* TASK DETAILS: Write every entry out again exactly, please, and skip the pictures.

* THE INPUT:
━━━━━━━━━━━━━━━━━━━━━━━━━━━━━━

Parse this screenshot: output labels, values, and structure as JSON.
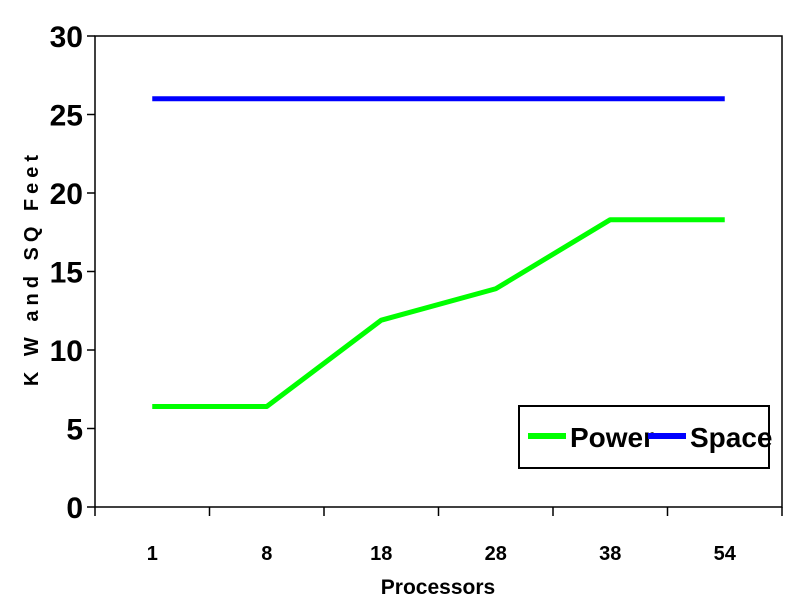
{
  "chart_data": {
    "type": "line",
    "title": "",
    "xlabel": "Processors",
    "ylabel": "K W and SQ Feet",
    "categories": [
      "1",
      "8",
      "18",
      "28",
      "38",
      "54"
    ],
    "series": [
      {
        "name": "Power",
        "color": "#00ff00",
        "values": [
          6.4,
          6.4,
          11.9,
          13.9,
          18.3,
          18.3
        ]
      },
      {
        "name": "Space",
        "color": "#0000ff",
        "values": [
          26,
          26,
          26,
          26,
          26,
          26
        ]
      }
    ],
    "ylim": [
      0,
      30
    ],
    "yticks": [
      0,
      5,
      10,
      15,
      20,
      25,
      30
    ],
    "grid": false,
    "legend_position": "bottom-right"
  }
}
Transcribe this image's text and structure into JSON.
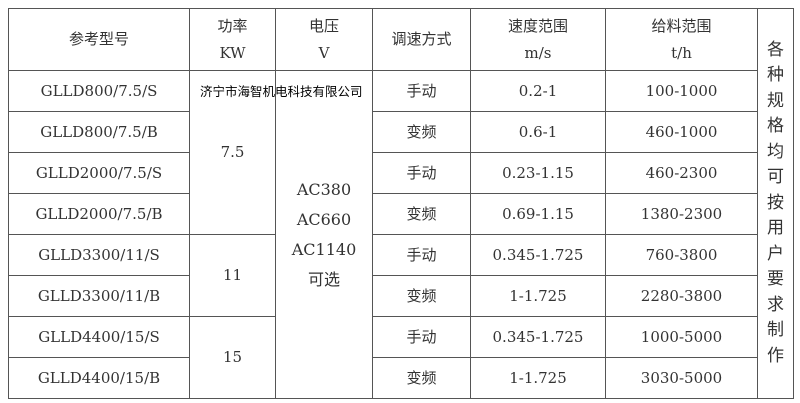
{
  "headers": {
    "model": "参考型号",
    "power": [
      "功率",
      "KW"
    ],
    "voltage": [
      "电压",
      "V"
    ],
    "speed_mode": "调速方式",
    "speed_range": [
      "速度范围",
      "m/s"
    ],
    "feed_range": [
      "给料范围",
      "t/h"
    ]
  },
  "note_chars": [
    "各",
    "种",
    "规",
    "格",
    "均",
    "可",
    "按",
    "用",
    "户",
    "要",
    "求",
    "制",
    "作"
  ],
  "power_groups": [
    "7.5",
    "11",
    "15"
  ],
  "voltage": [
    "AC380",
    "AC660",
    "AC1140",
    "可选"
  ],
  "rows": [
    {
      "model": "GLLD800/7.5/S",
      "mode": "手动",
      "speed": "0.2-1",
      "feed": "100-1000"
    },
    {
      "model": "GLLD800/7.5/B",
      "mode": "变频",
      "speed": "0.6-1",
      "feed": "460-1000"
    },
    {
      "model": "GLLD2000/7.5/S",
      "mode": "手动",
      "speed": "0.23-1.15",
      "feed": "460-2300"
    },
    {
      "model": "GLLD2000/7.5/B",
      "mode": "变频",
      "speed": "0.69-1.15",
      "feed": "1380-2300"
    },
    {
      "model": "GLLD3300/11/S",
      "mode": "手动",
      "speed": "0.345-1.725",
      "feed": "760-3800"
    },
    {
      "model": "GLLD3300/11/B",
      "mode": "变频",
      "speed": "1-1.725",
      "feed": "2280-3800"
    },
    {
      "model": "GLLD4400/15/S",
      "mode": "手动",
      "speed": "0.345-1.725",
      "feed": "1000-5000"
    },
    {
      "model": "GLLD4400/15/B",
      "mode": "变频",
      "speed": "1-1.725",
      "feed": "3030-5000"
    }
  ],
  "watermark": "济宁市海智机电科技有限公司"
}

━━━━━━━━━━━━━━━━━━━━━━━━━━━━━━

* EXERCISE RESPONSE:
Parse this screenshot: output labels, values, and structure as JSON.
{
  "chart_data": {
    "type": "line",
    "title": "",
    "xlabel": "Processors",
    "ylabel": "K W and SQ Feet",
    "categories": [
      "1",
      "8",
      "18",
      "28",
      "38",
      "54"
    ],
    "series": [
      {
        "name": "Power",
        "color": "#00ff00",
        "values": [
          6.4,
          6.4,
          11.9,
          13.9,
          18.3,
          18.3
        ]
      },
      {
        "name": "Space",
        "color": "#0000ff",
        "values": [
          26,
          26,
          26,
          26,
          26,
          26
        ]
      }
    ],
    "ylim": [
      0,
      30
    ],
    "yticks": [
      0,
      5,
      10,
      15,
      20,
      25,
      30
    ],
    "grid": false,
    "legend_position": "bottom-right"
  }
}
Transcribe this image's text and structure into JSON.
{
  "headers": {
    "model": "参考型号",
    "power": [
      "功率",
      "KW"
    ],
    "voltage": [
      "电压",
      "V"
    ],
    "speed_mode": "调速方式",
    "speed_range": [
      "速度范围",
      "m/s"
    ],
    "feed_range": [
      "给料范围",
      "t/h"
    ]
  },
  "note_chars": [
    "各",
    "种",
    "规",
    "格",
    "均",
    "可",
    "按",
    "用",
    "户",
    "要",
    "求",
    "制",
    "作"
  ],
  "power_groups": [
    "7.5",
    "11",
    "15"
  ],
  "voltage": [
    "AC380",
    "AC660",
    "AC1140",
    "可选"
  ],
  "rows": [
    {
      "model": "GLLD800/7.5/S",
      "mode": "手动",
      "speed": "0.2-1",
      "feed": "100-1000"
    },
    {
      "model": "GLLD800/7.5/B",
      "mode": "变频",
      "speed": "0.6-1",
      "feed": "460-1000"
    },
    {
      "model": "GLLD2000/7.5/S",
      "mode": "手动",
      "speed": "0.23-1.15",
      "feed": "460-2300"
    },
    {
      "model": "GLLD2000/7.5/B",
      "mode": "变频",
      "speed": "0.69-1.15",
      "feed": "1380-2300"
    },
    {
      "model": "GLLD3300/11/S",
      "mode": "手动",
      "speed": "0.345-1.725",
      "feed": "760-3800"
    },
    {
      "model": "GLLD3300/11/B",
      "mode": "变频",
      "speed": "1-1.725",
      "feed": "2280-3800"
    },
    {
      "model": "GLLD4400/15/S",
      "mode": "手动",
      "speed": "0.345-1.725",
      "feed": "1000-5000"
    },
    {
      "model": "GLLD4400/15/B",
      "mode": "变频",
      "speed": "1-1.725",
      "feed": "3030-5000"
    }
  ],
  "watermark": "济宁市海智机电科技有限公司"
}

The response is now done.